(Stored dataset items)
________________

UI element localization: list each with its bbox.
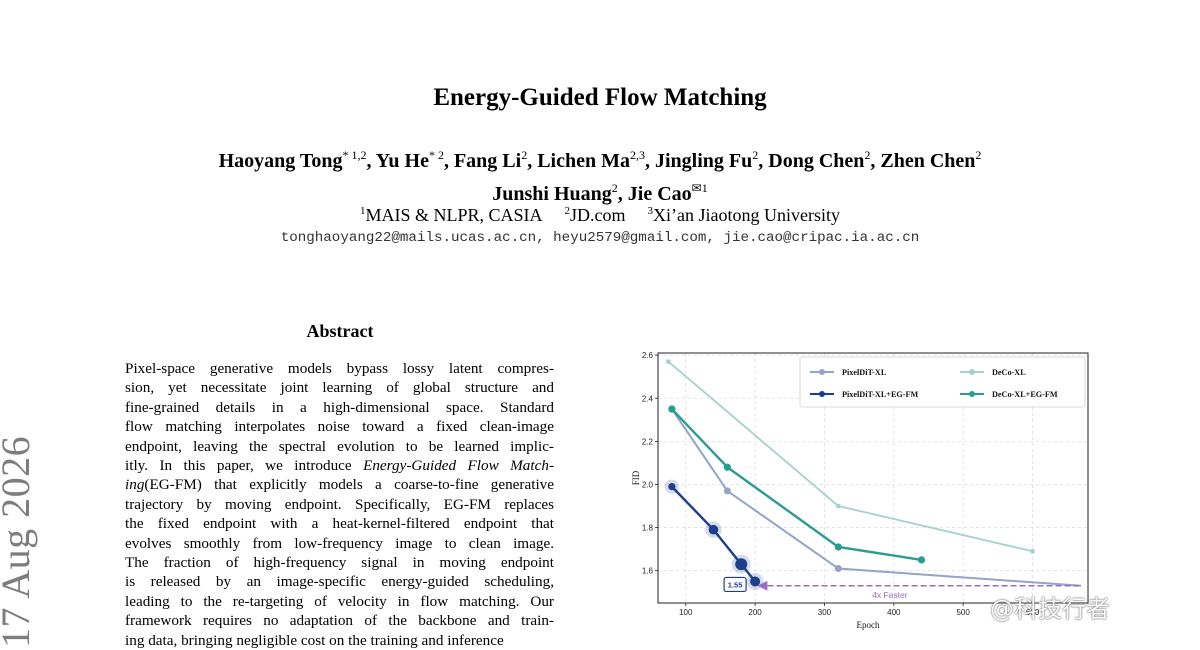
y-tick-label: 2.4 — [642, 394, 654, 403]
abstract-line: trajectory by moving endpoint. Specifica… — [125, 495, 554, 513]
series-point — [668, 483, 676, 491]
fid-epoch-chart: 1.6 1.8 2.0 2.2 2.4 2.6 100 200 300 400 500 600 Epoc… — [631, 351, 1089, 630]
affiliation-name: MAIS & NLPR, CASIA — [365, 205, 543, 225]
paper-title: Energy-Guided Flow Matching — [433, 84, 767, 111]
author-name: Yu He — [375, 150, 429, 172]
legend-marker — [819, 391, 825, 397]
abstract-line: evolves smoothly from low-frequency imag… — [125, 534, 554, 552]
author-affiliation-mark: 2 — [611, 181, 618, 195]
author-name: Haoyang Tong — [218, 150, 343, 172]
abstract-line: leading to the re-targeting of velocity … — [125, 592, 554, 610]
y-tick-label: 2.0 — [642, 480, 654, 489]
legend-box — [799, 356, 1086, 408]
x-tick-label: 200 — [748, 608, 762, 617]
arxiv-side-stamp: 17 Aug 2026 — [0, 435, 38, 648]
abstract-line: itly. In this paper, we introduce Energy… — [125, 457, 555, 475]
y-tick-label: 2.6 — [642, 351, 654, 360]
series-point — [1030, 548, 1035, 554]
y-tick-label: 1.8 — [642, 524, 654, 533]
legend-marker — [819, 369, 825, 375]
author-name: Jie Cao — [627, 183, 692, 205]
series-point — [735, 558, 748, 571]
series-point — [668, 405, 676, 413]
abstract-line: fine-grained details in a high-dimension… — [125, 398, 554, 416]
y-tick-label: 1.6 — [642, 567, 654, 576]
series-point — [835, 503, 841, 509]
affiliation-number: 1 — [359, 205, 366, 217]
author-affiliation-mark: * 1,2 — [342, 148, 367, 162]
x-tick-label: 300 — [818, 608, 832, 617]
legend-label: PixelDiT-XL+EG-FM — [842, 390, 918, 399]
legend-label: DeCo-XL+EG-FM — [992, 390, 1058, 399]
abstract-line: sion, yet necessitate joint learning of … — [125, 379, 554, 397]
abstract-line: the fixed endpoint with a heat-kernel-fi… — [125, 515, 554, 533]
series-point — [750, 576, 761, 587]
x-axis-label: Epoch — [857, 620, 880, 630]
y-axis-label: FID — [631, 470, 641, 485]
series-point — [834, 565, 842, 573]
author-affiliation-mark: 2 — [864, 148, 871, 162]
series-line — [671, 408, 922, 562]
author-affiliation-mark: ✉1 — [691, 181, 708, 195]
plot-frame — [657, 352, 1089, 604]
best-fid-label: 1.55 — [728, 580, 743, 589]
series-point — [708, 524, 719, 535]
author-name: Zhen Chen — [880, 150, 976, 172]
abstract-line: ing(EG-FM) that explicitly models a coar… — [125, 476, 554, 494]
author-line-1: Haoyang Tong* 1,2, Yu He* 2, Fang Li2, L… — [218, 148, 982, 172]
author-list: Haoyang Tong* 1,2, Yu He* 2, Fang Li2, L… — [0, 142, 1200, 208]
affiliation-number: 3 — [647, 205, 654, 217]
abstract-body: Pixel-space generative models bypass los… — [125, 359, 554, 650]
y-tick-label: 2.2 — [642, 437, 654, 446]
abstract-line: is released by an image-specific energy-… — [125, 573, 554, 591]
author-line-2: Junshi Huang2, Jie Cao✉1 — [492, 181, 708, 205]
author-affiliation-mark: 2,3 — [629, 148, 645, 162]
affiliation-name: JD.com — [570, 205, 626, 225]
legend-marker — [969, 391, 975, 397]
affiliation-name: Xi’an Jiaotong University — [653, 205, 840, 225]
series-point — [917, 556, 926, 564]
abstract-heading: Abstract — [306, 321, 374, 341]
author-emails: tonghaoyang22@mails.ucas.ac.cn, heyu2579… — [280, 230, 920, 246]
series-point — [723, 463, 731, 471]
author-affiliation-mark: 2 — [975, 148, 982, 162]
speedup-label: 4x Faster — [872, 590, 908, 600]
abstract-line: ing data, bringing negligible cost on th… — [125, 631, 504, 649]
abstract-line: framework requires no adaptation of the … — [125, 612, 554, 630]
author-affiliation-mark: 2 — [752, 148, 759, 162]
series-point — [666, 359, 671, 365]
abstract-line: flow matching interpolates noise toward … — [125, 418, 554, 436]
author-affiliation-mark: * 2 — [428, 148, 444, 162]
legend-marker — [969, 369, 975, 375]
series-line — [671, 485, 757, 583]
author-name: Lichen Ma — [537, 150, 630, 172]
series-point — [834, 543, 842, 551]
legend-label: PixelDiT-XL — [842, 368, 887, 377]
best-fid-box — [723, 576, 747, 593]
series-point — [723, 487, 731, 495]
x-tick-label: 500 — [956, 608, 970, 617]
author-affiliation-mark: 2 — [521, 148, 528, 162]
author-name: Junshi Huang — [492, 183, 612, 205]
x-tick-label: 600 — [1026, 608, 1040, 617]
abstract-line: Pixel-space generative models bypass los… — [125, 360, 554, 377]
series-line — [671, 408, 1082, 587]
x-tick-label: 400 — [887, 608, 901, 617]
abstract-line: The fraction of high-frequency signal in… — [125, 554, 554, 572]
legend-label: DeCo-XL — [992, 368, 1026, 377]
author-name: Jingling Fu — [654, 150, 753, 172]
abstract-line: endpoint, leaving the spectral evolution… — [125, 437, 554, 455]
source-watermark: @科技行者 — [990, 595, 1110, 623]
author-name: Fang Li — [453, 150, 522, 172]
affiliation-number: 2 — [564, 205, 571, 217]
author-name: Dong Chen — [768, 150, 865, 172]
affiliations: 1MAIS & NLPR, CASIA 2JD.com 3Xi’an Jiaoton… — [0, 205, 1200, 226]
x-tick-label: 100 — [679, 608, 693, 617]
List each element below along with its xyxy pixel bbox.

________________

Arrange the lines of the listing above as a numbered list, leaving out blank lines, starting from the line that contains "y-tick-label: 2.4 — [642, 394, 654, 403]" and ending with the line that contains "author-name: Yu He — [375, 150, 429, 172]", both included.

(Written answer)
1. y-tick-label: 2.4 — [642, 394, 654, 403]
2. abstract-line: trajectory by moving endpoint. Specifica… — [125, 495, 554, 513]
3. series-point — [668, 483, 676, 491]
4. fid-epoch-chart: 1.6 1.8 2.0 2.2 2.4 2.6 100 200 300 400 500 600 Epoc… — [631, 351, 1089, 630]
5. affiliation-name: MAIS & NLPR, CASIA — [365, 205, 543, 225]
6. paper-title: Energy-Guided Flow Matching — [433, 84, 767, 111]
7. author-name: Yu He — [375, 150, 429, 172]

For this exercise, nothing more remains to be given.